Brief: Your task is to repeat the entries underneath exactly, minus the pictures.

---*---

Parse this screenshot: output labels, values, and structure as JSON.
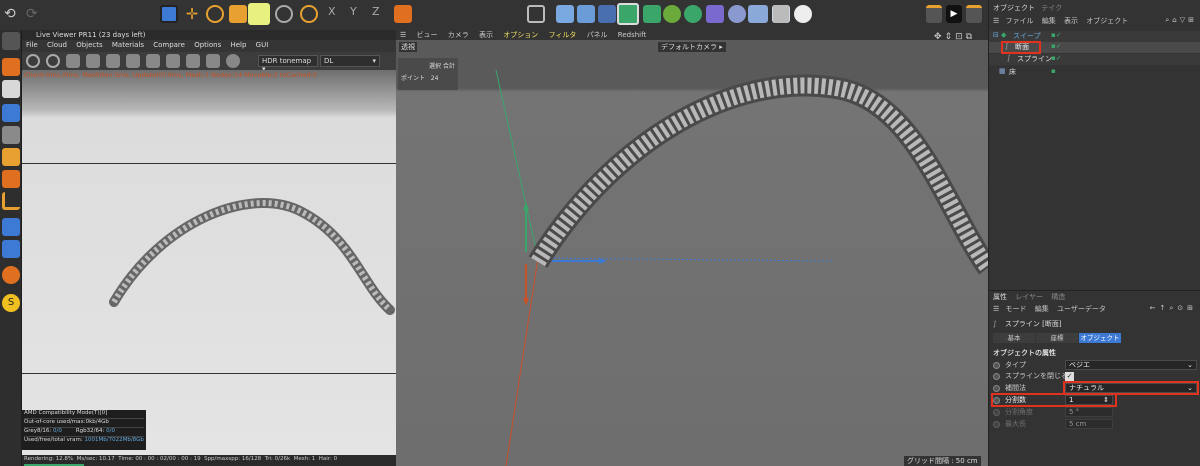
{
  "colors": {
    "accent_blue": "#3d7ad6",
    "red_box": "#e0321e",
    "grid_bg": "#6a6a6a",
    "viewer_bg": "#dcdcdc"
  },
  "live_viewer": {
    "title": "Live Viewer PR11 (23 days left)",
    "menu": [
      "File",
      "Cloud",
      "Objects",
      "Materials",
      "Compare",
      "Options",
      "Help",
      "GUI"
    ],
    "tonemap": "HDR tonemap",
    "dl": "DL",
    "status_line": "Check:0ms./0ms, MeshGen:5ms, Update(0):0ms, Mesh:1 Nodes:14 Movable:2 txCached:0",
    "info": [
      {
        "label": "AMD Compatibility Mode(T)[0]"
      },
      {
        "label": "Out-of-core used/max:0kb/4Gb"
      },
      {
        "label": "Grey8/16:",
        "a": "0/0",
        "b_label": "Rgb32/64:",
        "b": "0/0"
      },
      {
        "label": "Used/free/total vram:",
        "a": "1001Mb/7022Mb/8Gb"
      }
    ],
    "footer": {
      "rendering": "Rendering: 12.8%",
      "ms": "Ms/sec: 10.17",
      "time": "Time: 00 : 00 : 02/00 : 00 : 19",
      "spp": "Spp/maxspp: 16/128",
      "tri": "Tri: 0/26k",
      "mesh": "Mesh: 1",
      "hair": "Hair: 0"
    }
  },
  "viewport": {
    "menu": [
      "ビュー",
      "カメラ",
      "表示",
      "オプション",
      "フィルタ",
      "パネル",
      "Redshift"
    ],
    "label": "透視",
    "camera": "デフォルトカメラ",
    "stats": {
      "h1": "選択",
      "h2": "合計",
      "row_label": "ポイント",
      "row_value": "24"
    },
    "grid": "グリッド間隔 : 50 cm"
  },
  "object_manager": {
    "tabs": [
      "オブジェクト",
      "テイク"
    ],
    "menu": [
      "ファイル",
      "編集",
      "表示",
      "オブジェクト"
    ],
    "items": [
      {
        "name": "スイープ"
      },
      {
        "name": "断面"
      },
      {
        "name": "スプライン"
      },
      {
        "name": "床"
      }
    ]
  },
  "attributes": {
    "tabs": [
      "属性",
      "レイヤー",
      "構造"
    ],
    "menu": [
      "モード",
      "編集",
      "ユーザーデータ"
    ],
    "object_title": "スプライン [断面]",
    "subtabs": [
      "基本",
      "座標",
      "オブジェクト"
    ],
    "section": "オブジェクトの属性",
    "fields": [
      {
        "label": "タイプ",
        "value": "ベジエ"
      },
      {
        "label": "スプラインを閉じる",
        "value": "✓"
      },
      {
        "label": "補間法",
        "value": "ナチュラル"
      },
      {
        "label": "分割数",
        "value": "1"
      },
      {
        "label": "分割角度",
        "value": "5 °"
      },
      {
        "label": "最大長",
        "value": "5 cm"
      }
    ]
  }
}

---*---

Final answer:
Parse this screenshot: output labels, values, and structure as JSON.
{
  "colors": {
    "accent_blue": "#3d7ad6",
    "red_box": "#e0321e",
    "grid_bg": "#6a6a6a",
    "viewer_bg": "#dcdcdc"
  },
  "live_viewer": {
    "title": "Live Viewer PR11 (23 days left)",
    "menu": [
      "File",
      "Cloud",
      "Objects",
      "Materials",
      "Compare",
      "Options",
      "Help",
      "GUI"
    ],
    "tonemap": "HDR tonemap",
    "dl": "DL",
    "status_line": "Check:0ms./0ms, MeshGen:5ms, Update(0):0ms, Mesh:1 Nodes:14 Movable:2 txCached:0",
    "info": [
      {
        "label": "AMD Compatibility Mode(T)[0]"
      },
      {
        "label": "Out-of-core used/max:0kb/4Gb"
      },
      {
        "label": "Grey8/16:",
        "a": "0/0",
        "b_label": "Rgb32/64:",
        "b": "0/0"
      },
      {
        "label": "Used/free/total vram:",
        "a": "1001Mb/7022Mb/8Gb"
      }
    ],
    "footer": {
      "rendering": "Rendering: 12.8%",
      "ms": "Ms/sec: 10.17",
      "time": "Time: 00 : 00 : 02/00 : 00 : 19",
      "spp": "Spp/maxspp: 16/128",
      "tri": "Tri: 0/26k",
      "mesh": "Mesh: 1",
      "hair": "Hair: 0"
    }
  },
  "viewport": {
    "menu": [
      "ビュー",
      "カメラ",
      "表示",
      "オプション",
      "フィルタ",
      "パネル",
      "Redshift"
    ],
    "label": "透視",
    "camera": "デフォルトカメラ",
    "stats": {
      "h1": "選択",
      "h2": "合計",
      "row_label": "ポイント",
      "row_value": "24"
    },
    "grid": "グリッド間隔 : 50 cm"
  },
  "object_manager": {
    "tabs": [
      "オブジェクト",
      "テイク"
    ],
    "menu": [
      "ファイル",
      "編集",
      "表示",
      "オブジェクト"
    ],
    "items": [
      {
        "name": "スイープ"
      },
      {
        "name": "断面"
      },
      {
        "name": "スプライン"
      },
      {
        "name": "床"
      }
    ]
  },
  "attributes": {
    "tabs": [
      "属性",
      "レイヤー",
      "構造"
    ],
    "menu": [
      "モード",
      "編集",
      "ユーザーデータ"
    ],
    "object_title": "スプライン [断面]",
    "subtabs": [
      "基本",
      "座標",
      "オブジェクト"
    ],
    "section": "オブジェクトの属性",
    "fields": [
      {
        "label": "タイプ",
        "value": "ベジエ"
      },
      {
        "label": "スプラインを閉じる",
        "value": "✓"
      },
      {
        "label": "補間法",
        "value": "ナチュラル"
      },
      {
        "label": "分割数",
        "value": "1"
      },
      {
        "label": "分割角度",
        "value": "5 °"
      },
      {
        "label": "最大長",
        "value": "5 cm"
      }
    ]
  }
}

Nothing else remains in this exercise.